Aim =>
Return every line of the material exactly.
Start of Input rows
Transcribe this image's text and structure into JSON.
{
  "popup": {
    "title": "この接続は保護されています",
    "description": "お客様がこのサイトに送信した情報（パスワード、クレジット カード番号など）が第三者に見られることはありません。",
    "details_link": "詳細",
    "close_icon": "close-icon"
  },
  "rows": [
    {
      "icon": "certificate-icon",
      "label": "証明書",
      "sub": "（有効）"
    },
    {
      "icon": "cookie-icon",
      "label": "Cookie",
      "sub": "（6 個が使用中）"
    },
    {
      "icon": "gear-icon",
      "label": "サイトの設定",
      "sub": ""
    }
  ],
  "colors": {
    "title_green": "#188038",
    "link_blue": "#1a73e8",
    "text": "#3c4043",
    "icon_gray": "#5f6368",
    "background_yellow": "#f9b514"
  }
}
End of Input rows
Result of the exercise =>
Transcribe this image's text and structure into JSON.
{
  "popup": {
    "title": "この接続は保護されています",
    "description": "お客様がこのサイトに送信した情報（パスワード、クレジット カード番号など）が第三者に見られることはありません。",
    "details_link": "詳細",
    "close_icon": "close-icon"
  },
  "rows": [
    {
      "icon": "certificate-icon",
      "label": "証明書",
      "sub": "（有効）"
    },
    {
      "icon": "cookie-icon",
      "label": "Cookie",
      "sub": "（6 個が使用中）"
    },
    {
      "icon": "gear-icon",
      "label": "サイトの設定",
      "sub": ""
    }
  ],
  "colors": {
    "title_green": "#188038",
    "link_blue": "#1a73e8",
    "text": "#3c4043",
    "icon_gray": "#5f6368",
    "background_yellow": "#f9b514"
  }
}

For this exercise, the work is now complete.